▶ [STATED EXERCISE]
Give every line of the data again, unchanged, but with no pictures.

▶ [ROWS]
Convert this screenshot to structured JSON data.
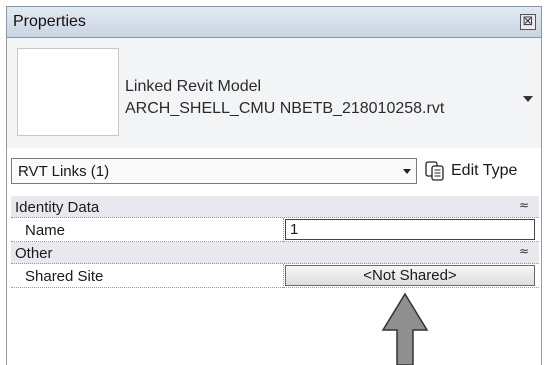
{
  "panel": {
    "title": "Properties",
    "close_glyph": "⊠"
  },
  "type_selector": {
    "category": "Linked Revit Model",
    "file": "ARCH_SHELL_CMU NBETB_218010258.rvt"
  },
  "instance_selector": {
    "value": "RVT Links (1)"
  },
  "edit_type": {
    "label": "Edit Type",
    "icon": "edit-type-icon"
  },
  "sections": {
    "identity": {
      "title": "Identity Data",
      "chevron": "≈",
      "name_label": "Name",
      "name_value": "1"
    },
    "other": {
      "title": "Other",
      "chevron": "≈",
      "shared_site_label": "Shared Site",
      "shared_site_value": "<Not Shared>"
    }
  }
}
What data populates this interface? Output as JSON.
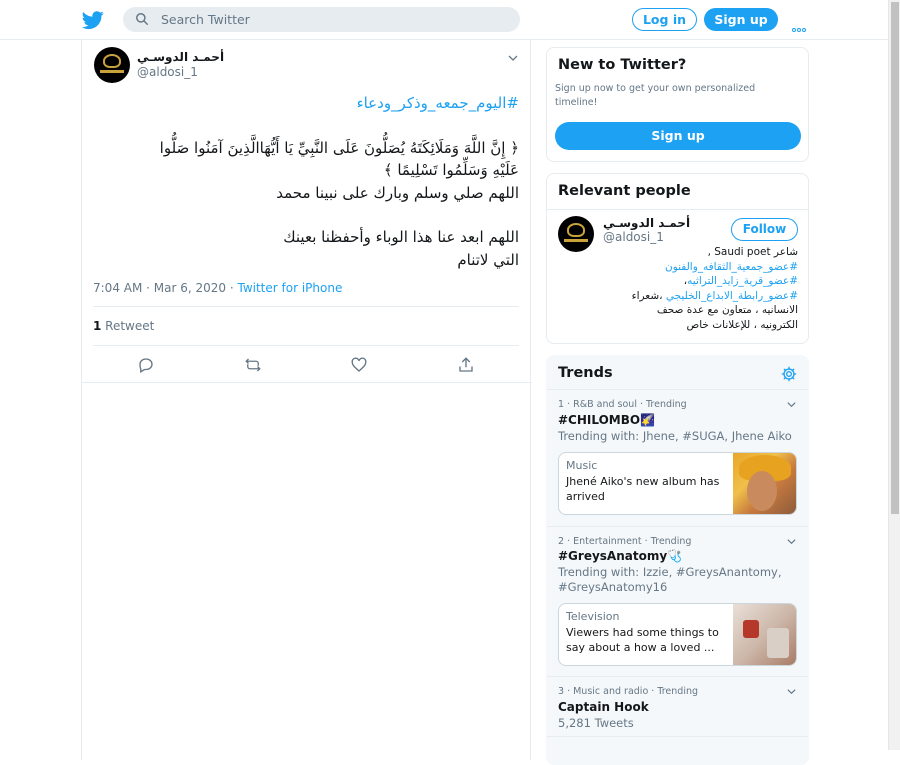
{
  "header": {
    "search_placeholder": "Search Twitter",
    "login_label": "Log in",
    "signup_label": "Sign up"
  },
  "tweet": {
    "author_name": "أحمـد الدوسـي",
    "author_handle": "@aldosi_1",
    "hashtag": "#اليوم_جمعه_وذكر_ودعاء",
    "line1": "﴿ إِنَّ اللَّهَ وَمَلَائِكَتَهُ يُصَلُّونَ عَلَى النَّبِيِّ يَا أَيُّهَاالَّذِينَ آمَنُوا صَلُّوا",
    "line2": "عَلَيْهِ وَسَلِّمُوا تَسْلِيمًا ﴾",
    "line3": "اللهم صلي وسلم وبارك على نبينا محمد",
    "line4": "اللهم ابعد عنا هذا الوباء وأحفظنا بعينك",
    "line5": "التي لاتنام",
    "time": "7:04 AM · Mar 6, 2020 · ",
    "source": "Twitter for iPhone",
    "retweet_count": "1",
    "retweet_label": " Retweet"
  },
  "new_to_twitter": {
    "title": "New to Twitter?",
    "description": "Sign up now to get your own personalized timeline!",
    "signup_label": "Sign up"
  },
  "relevant_people": {
    "title": "Relevant people",
    "name": "أحمـد الدوسـي",
    "handle": "@aldosi_1",
    "follow_label": "Follow",
    "bio_line1": "شاعر Saudi poet ,",
    "bio_tag1": "#عضو_جمعية_الثقافه_والفنون",
    "bio_tag2": "#عضو_قرية_زايد_التراثيه",
    "bio_tag2_suffix": "،",
    "bio_tag3": "#عضو_رابطة_الابداع_الخليجي",
    "bio_line4_suffix": " ،شعراء",
    "bio_line5": "الانسانيه ، متعاون مع عدة صحف",
    "bio_line6": "الكترونيه ، للإعلانات خاص"
  },
  "trends": {
    "title": "Trends",
    "items": [
      {
        "meta": "1 · R&B and soul · Trending",
        "name": "#CHILOMBO🌠",
        "with": "Trending with: Jhene, #SUGA, Jhene Aiko",
        "media_category": "Music",
        "media_headline": "Jhené Aiko's new album has arrived"
      },
      {
        "meta": "2 · Entertainment · Trending",
        "name": "#GreysAnatomy🩺",
        "with": "Trending with: Izzie, #GreysAnantomy, #GreysAnatomy16",
        "media_category": "Television",
        "media_headline": "Viewers had some things to say about a how a loved ..."
      },
      {
        "meta": "3 · Music and radio · Trending",
        "name": "Captain Hook",
        "with": "5,281 Tweets"
      }
    ]
  },
  "colors": {
    "accent": "#1da1f2",
    "muted": "#657786",
    "text": "#14171a",
    "border": "#e6ecf0"
  }
}
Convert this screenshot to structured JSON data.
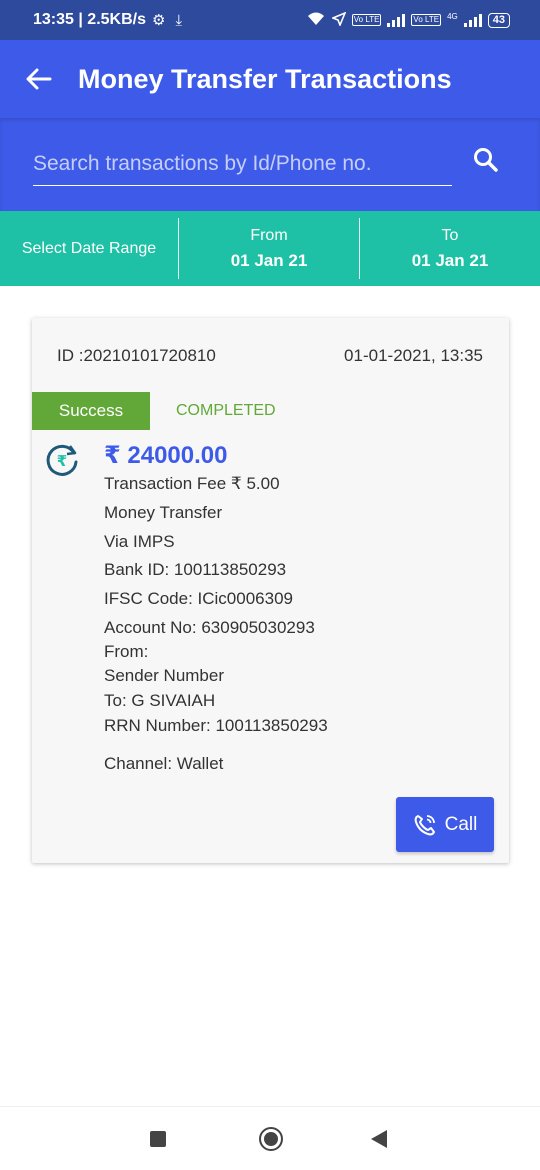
{
  "status": {
    "time": "13:35",
    "speed": "2.5KB/s",
    "network": "4G",
    "volte": "Vo LTE",
    "battery": "43"
  },
  "header": {
    "title": "Money Transfer Transactions",
    "back_icon": "arrow-left-icon"
  },
  "search": {
    "placeholder": "Search transactions by Id/Phone no.",
    "value": "",
    "icon": "search-icon"
  },
  "date_range": {
    "label": "Select Date Range",
    "from_label": "From",
    "from_value": "01 Jan 21",
    "to_label": "To",
    "to_value": "01 Jan 21"
  },
  "transaction": {
    "id": "ID :20210101720810",
    "datetime": "01-01-2021, 13:35",
    "status_badge": "Success",
    "status_text": "COMPLETED",
    "amount": "₹ 24000.00",
    "fee": "Transaction Fee ₹ 5.00",
    "type": "Money Transfer",
    "via": "Via IMPS",
    "bank_id": "Bank ID: 100113850293",
    "ifsc": "IFSC Code: ICic0006309",
    "account": "Account No: 630905030293",
    "from": "From:",
    "sender": "Sender Number",
    "to": "To: G SIVAIAH",
    "rrn": "RRN Number: 100113850293",
    "channel": "Channel: Wallet",
    "call_label": "Call"
  },
  "colors": {
    "primary": "#3d5ae8",
    "status_bar": "#2d4a9c",
    "teal": "#1ec0a6",
    "success": "#62a838"
  }
}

▶ [COMPLETED TASK]
Convert this screenshot to structured JSON data.
{
  "panel": {
    "title": "Properties",
    "close_glyph": "⊠"
  },
  "type_selector": {
    "category": "Linked Revit Model",
    "file": "ARCH_SHELL_CMU NBETB_218010258.rvt"
  },
  "instance_selector": {
    "value": "RVT Links (1)"
  },
  "edit_type": {
    "label": "Edit Type",
    "icon": "edit-type-icon"
  },
  "sections": {
    "identity": {
      "title": "Identity Data",
      "chevron": "≈",
      "name_label": "Name",
      "name_value": "1"
    },
    "other": {
      "title": "Other",
      "chevron": "≈",
      "shared_site_label": "Shared Site",
      "shared_site_value": "<Not Shared>"
    }
  }
}
What data populates this interface? Output as JSON.
{
  "header": {
    "search_placeholder": "Search Twitter",
    "login_label": "Log in",
    "signup_label": "Sign up"
  },
  "tweet": {
    "author_name": "أحمـد الدوسـي",
    "author_handle": "@aldosi_1",
    "hashtag": "#اليوم_جمعه_وذكر_ودعاء",
    "line1": "﴿ إِنَّ اللَّهَ وَمَلَائِكَتَهُ يُصَلُّونَ عَلَى النَّبِيِّ يَا أَيُّهَاالَّذِينَ آمَنُوا صَلُّوا",
    "line2": "عَلَيْهِ وَسَلِّمُوا تَسْلِيمًا ﴾",
    "line3": "اللهم صلي وسلم وبارك على نبينا محمد",
    "line4": "اللهم ابعد عنا هذا الوباء وأحفظنا بعينك",
    "line5": "التي لاتنام",
    "time": "7:04 AM · Mar 6, 2020 · ",
    "source": "Twitter for iPhone",
    "retweet_count": "1",
    "retweet_label": " Retweet"
  },
  "new_to_twitter": {
    "title": "New to Twitter?",
    "description": "Sign up now to get your own personalized timeline!",
    "signup_label": "Sign up"
  },
  "relevant_people": {
    "title": "Relevant people",
    "name": "أحمـد الدوسـي",
    "handle": "@aldosi_1",
    "follow_label": "Follow",
    "bio_line1": "شاعر Saudi poet ,",
    "bio_tag1": "#عضو_جمعية_الثقافه_والفنون",
    "bio_tag2": "#عضو_قرية_زايد_التراثيه",
    "bio_tag2_suffix": "،",
    "bio_tag3": "#عضو_رابطة_الابداع_الخليجي",
    "bio_line4_suffix": " ،شعراء",
    "bio_line5": "الانسانيه ، متعاون مع عدة صحف",
    "bio_line6": "الكترونيه ، للإعلانات خاص"
  },
  "trends": {
    "title": "Trends",
    "items": [
      {
        "meta": "1 · R&B and soul · Trending",
        "name": "#CHILOMBO🌠",
        "with": "Trending with: Jhene, #SUGA, Jhene Aiko",
        "media_category": "Music",
        "media_headline": "Jhené Aiko's new album has arrived"
      },
      {
        "meta": "2 · Entertainment · Trending",
        "name": "#GreysAnatomy🩺",
        "with": "Trending with: Izzie, #GreysAnantomy, #GreysAnatomy16",
        "media_category": "Television",
        "media_headline": "Viewers had some things to say about a how a loved ..."
      },
      {
        "meta": "3 · Music and radio · Trending",
        "name": "Captain Hook",
        "with": "5,281 Tweets"
      }
    ]
  },
  "colors": {
    "accent": "#1da1f2",
    "muted": "#657786",
    "text": "#14171a",
    "border": "#e6ecf0"
  }
}
Convert this screenshot to structured JSON data.
{
  "status": {
    "time": "13:35",
    "speed": "2.5KB/s",
    "network": "4G",
    "volte": "Vo LTE",
    "battery": "43"
  },
  "header": {
    "title": "Money Transfer Transactions",
    "back_icon": "arrow-left-icon"
  },
  "search": {
    "placeholder": "Search transactions by Id/Phone no.",
    "value": "",
    "icon": "search-icon"
  },
  "date_range": {
    "label": "Select Date Range",
    "from_label": "From",
    "from_value": "01 Jan 21",
    "to_label": "To",
    "to_value": "01 Jan 21"
  },
  "transaction": {
    "id": "ID :20210101720810",
    "datetime": "01-01-2021, 13:35",
    "status_badge": "Success",
    "status_text": "COMPLETED",
    "amount": "₹ 24000.00",
    "fee": "Transaction Fee ₹ 5.00",
    "type": "Money Transfer",
    "via": "Via IMPS",
    "bank_id": "Bank ID: 100113850293",
    "ifsc": "IFSC Code: ICic0006309",
    "account": "Account No: 630905030293",
    "from": "From:",
    "sender": "Sender Number",
    "to": "To: G SIVAIAH",
    "rrn": "RRN Number: 100113850293",
    "channel": "Channel: Wallet",
    "call_label": "Call"
  },
  "colors": {
    "primary": "#3d5ae8",
    "status_bar": "#2d4a9c",
    "teal": "#1ec0a6",
    "success": "#62a838"
  }
}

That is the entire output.